━━━━━ Document extract ━━━━━

With Custom Dataset¶

Use a different Hugging Face dataset as the base:

psyctl dataset.build.steer \
  --model "meta-llama/Llama-3.2-3B-Instruct" \
  --personality "Machiavellianism" \
  --dataset "username/custom-conversations" \
  --output "./dataset/machiavellianism"

Limit Sample Count¶

Generate a specific number of samples for testing:

psyctl dataset.build.steer \
  --model "google/gemma-3-270m-it" \
  --personality "Extroversion" \
  --output "./dataset/test" \
  --limit-samples 100

Multiple Personalities¶

Generate datasets for multiple personality traits:

psyctl dataset.build.steer \
  --model "google/gemma-3-27b-it" \
  --personality "Extroversion, Machiavellianism" \
  --output "./dataset/multi"

OpenRouter Integration¶

PSYCTL supports OpenRouter API for dataset generation without local GPU requirements.

Basic usage:

psyctl dataset.build.steer \
  --openrouter-api-key "sk-or-v1-xxxx" \
  --personality "Extroversion" \
  --output "./dataset/openrouter"

For detailed documentation, parallel processing, and Python API examples, see OpenRouter Guide.

Dataset Source¶

Default Dataset: SODA¶

By default, the command uses the SODA dataset (Social Dialogue dataset) which contains:

Over 1.5M dialogue turns
Diverse conversational scenarios
Natural social interaction patterns
High-quality human annotations

Using Custom Datasets¶

You can use any Hugging Face dataset that provides conversational contexts:

Requirements: - Must be accessible via Hugging Face Datasets library - Should contain dialogue or scenario information - Recommended: Conversational or social interaction data

Example custom datasets:

# Using DailyDialog
psyctl dataset.build.steer \
  --dataset "daily_dialog" \
  --model "google/gemma-2-2b-it" \
  --personality "Extroversion" \
  --output "./dataset/daily"

# Using custom dataset
psyctl dataset.build.steer \
  --dataset "myusername/my-conversations" \
  --model "google/gemma-2-2b-it" \
  --personality "Introversion" \
  --output "./dataset/custom"

Output Format¶

Directory Structure¶

output_directory/
├── caa_dataset_20250107_143022.jsonl            # Main dataset file (timestamped)
└── caa_dataset_20250107_143022.checkpoint.json  # Checkpoint file

JSONL Format¶

Each line in the dataset file contains:

{
  "situation": "Alice is at a party.\nBob: Hi, how are you?",
  "char_name": "Alice",
  "positive": "I'm so excited to be here! Want to dance?",
  "neutral": "I'm fine, thanks. Just looking around."
}

Fields: - situation: The conversational scenario and context - char_name: Character name for the response - positive: Full text of the positive personality answer - neutral: Full text of the neutral personality answer

Checkpoint Format¶

The checkpoint file contains:

{
  "num_generated": 500,
  "output_file": "c:/work/psyctl/dataset/caa_dataset_20250107_143022.jsonl",
  "timestamp": "2025-01-07T14:35:22.123456"

━━━━━

→ Your goal: Please repeat the PSYCTL dataset guide from "PSYCTL supports OpenRouter" to "see OpenRouter Guide.", swapping "Extroversion" for "Narcissism".

━━━━━ Dataset entries ━━━━━

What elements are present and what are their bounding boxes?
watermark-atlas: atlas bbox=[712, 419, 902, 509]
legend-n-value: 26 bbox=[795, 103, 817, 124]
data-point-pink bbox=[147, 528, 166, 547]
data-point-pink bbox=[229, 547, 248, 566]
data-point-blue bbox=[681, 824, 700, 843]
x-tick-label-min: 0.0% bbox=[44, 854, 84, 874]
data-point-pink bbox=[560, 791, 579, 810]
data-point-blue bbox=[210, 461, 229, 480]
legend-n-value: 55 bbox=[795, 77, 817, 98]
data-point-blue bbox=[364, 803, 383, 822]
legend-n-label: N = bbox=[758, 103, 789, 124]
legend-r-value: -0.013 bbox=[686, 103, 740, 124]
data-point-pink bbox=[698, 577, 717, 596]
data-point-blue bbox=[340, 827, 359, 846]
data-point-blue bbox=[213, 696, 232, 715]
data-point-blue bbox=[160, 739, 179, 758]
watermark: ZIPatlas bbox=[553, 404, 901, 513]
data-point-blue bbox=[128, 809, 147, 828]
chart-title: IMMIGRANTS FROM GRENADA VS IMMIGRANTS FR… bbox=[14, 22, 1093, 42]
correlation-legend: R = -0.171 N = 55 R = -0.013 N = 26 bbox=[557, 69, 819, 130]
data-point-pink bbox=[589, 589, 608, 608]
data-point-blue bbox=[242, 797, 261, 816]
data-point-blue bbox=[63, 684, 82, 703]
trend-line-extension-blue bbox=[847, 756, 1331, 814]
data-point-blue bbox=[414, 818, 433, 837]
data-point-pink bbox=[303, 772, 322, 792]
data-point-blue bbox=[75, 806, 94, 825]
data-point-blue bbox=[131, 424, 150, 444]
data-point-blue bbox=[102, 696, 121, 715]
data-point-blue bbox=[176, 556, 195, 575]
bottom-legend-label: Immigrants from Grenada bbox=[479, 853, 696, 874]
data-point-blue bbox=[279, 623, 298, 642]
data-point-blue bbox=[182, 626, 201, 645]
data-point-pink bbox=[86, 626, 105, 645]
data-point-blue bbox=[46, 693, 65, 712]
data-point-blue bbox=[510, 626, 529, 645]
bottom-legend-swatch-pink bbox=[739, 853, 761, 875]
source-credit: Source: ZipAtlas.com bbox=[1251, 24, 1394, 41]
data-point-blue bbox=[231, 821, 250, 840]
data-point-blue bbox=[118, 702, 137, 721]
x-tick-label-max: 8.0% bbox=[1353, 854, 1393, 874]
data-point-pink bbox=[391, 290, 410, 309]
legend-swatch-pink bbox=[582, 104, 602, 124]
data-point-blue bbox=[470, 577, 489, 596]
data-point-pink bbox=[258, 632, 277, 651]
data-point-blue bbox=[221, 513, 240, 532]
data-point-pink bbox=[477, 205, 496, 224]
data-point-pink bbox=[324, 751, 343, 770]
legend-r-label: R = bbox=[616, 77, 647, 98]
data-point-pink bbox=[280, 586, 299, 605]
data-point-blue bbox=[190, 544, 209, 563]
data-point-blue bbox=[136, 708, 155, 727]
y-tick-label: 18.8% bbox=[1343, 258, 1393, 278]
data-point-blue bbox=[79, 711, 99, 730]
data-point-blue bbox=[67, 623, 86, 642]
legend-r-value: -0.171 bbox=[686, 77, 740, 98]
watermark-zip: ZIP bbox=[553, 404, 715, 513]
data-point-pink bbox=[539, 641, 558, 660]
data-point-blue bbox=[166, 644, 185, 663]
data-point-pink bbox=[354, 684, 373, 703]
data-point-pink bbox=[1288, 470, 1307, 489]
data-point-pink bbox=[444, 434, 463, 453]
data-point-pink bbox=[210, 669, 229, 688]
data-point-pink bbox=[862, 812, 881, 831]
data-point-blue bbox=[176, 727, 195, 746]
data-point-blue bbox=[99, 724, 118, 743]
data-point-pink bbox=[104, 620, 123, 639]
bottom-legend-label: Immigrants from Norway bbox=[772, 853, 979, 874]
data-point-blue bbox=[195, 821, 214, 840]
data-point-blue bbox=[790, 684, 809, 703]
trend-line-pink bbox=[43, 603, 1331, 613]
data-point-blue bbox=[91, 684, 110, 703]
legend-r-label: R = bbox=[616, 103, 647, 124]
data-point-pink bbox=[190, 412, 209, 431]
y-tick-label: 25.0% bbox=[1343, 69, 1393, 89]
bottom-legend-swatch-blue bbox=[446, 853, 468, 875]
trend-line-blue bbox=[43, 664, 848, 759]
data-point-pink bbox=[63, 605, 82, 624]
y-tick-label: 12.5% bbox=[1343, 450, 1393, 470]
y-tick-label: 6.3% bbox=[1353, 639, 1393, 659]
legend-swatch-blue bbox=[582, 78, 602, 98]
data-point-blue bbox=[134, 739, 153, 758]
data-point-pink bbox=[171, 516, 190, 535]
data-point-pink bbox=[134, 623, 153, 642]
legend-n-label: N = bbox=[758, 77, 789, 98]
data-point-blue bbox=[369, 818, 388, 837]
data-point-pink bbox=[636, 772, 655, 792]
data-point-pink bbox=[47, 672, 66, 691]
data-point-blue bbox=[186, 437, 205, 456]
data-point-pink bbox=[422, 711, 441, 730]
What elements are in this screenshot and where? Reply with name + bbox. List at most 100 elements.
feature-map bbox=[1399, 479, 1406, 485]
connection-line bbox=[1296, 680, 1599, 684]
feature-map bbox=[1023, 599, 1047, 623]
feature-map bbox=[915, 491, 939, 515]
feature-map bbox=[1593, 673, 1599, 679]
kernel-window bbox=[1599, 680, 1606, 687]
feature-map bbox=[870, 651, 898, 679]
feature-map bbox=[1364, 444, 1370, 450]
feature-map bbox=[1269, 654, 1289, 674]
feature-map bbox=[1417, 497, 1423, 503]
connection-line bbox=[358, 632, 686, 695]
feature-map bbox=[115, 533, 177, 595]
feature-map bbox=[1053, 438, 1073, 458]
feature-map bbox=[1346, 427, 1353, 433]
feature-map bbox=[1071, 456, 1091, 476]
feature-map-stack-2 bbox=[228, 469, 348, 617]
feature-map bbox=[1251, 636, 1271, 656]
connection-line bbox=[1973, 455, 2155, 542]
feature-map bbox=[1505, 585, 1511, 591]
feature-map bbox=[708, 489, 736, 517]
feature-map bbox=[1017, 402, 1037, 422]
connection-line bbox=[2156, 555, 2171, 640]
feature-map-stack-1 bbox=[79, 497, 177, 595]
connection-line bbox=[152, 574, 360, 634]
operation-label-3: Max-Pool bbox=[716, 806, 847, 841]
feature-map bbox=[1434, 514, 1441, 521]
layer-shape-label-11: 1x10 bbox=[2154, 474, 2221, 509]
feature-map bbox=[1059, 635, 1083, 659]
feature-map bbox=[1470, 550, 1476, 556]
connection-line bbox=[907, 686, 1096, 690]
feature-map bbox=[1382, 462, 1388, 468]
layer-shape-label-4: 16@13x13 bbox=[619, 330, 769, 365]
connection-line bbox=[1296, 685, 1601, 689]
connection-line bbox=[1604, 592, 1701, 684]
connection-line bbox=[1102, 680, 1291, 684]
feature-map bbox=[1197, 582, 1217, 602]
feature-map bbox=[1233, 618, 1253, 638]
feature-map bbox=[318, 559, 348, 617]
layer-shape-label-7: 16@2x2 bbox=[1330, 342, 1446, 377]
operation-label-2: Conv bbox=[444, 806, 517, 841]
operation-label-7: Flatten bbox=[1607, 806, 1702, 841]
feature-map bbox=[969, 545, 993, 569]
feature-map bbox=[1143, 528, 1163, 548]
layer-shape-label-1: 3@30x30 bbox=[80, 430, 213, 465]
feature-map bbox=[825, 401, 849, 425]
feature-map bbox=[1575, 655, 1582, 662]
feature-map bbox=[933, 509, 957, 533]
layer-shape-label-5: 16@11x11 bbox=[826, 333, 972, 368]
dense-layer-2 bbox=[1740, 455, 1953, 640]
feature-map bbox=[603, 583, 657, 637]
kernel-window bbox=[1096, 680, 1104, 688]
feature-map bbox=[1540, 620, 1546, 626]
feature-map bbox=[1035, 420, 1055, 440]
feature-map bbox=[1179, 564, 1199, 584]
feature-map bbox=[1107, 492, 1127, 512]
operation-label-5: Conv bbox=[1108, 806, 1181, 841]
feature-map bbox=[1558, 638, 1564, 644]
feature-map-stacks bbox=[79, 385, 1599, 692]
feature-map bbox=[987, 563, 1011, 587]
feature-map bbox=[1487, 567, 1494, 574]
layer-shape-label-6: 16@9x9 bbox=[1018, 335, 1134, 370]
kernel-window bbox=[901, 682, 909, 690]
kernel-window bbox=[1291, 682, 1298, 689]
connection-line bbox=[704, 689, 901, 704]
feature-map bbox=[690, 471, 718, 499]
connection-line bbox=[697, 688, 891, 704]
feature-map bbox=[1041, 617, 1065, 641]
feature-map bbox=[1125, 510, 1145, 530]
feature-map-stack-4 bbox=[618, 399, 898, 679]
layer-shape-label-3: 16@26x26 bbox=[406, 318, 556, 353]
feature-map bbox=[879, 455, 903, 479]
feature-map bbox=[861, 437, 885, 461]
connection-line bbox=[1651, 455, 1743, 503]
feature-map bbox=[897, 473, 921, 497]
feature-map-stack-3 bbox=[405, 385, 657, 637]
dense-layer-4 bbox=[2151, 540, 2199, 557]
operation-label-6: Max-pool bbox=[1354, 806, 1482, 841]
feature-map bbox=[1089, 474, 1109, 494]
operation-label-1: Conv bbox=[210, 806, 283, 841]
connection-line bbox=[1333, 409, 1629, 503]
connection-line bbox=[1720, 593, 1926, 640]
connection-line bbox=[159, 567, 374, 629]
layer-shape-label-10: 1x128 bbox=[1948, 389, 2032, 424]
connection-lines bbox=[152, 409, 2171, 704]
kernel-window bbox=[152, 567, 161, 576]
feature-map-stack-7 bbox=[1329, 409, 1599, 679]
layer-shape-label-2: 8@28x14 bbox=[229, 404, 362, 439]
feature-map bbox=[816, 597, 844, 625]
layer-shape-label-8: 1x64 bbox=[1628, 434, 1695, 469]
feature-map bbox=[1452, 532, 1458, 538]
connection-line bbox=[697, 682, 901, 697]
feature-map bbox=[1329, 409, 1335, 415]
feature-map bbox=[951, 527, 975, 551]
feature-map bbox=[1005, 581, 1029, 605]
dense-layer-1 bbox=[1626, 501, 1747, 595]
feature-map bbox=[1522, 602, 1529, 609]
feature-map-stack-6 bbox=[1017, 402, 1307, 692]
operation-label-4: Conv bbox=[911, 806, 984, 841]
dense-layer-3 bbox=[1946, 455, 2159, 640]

━━━━━

→ Answer to the exercise:
PSYCTL supports OpenRouter API for dataset generation without local GPU requirements.

Basic usage:

psyctl dataset.build.steer \
  --openrouter-api-key "sk-or-v1-xxxx" \
  --personality "Narcissism" \
  --output "./dataset/openrouter"

For detailed documentation, parallel processing, and Python API examples, see OpenRouter Guide.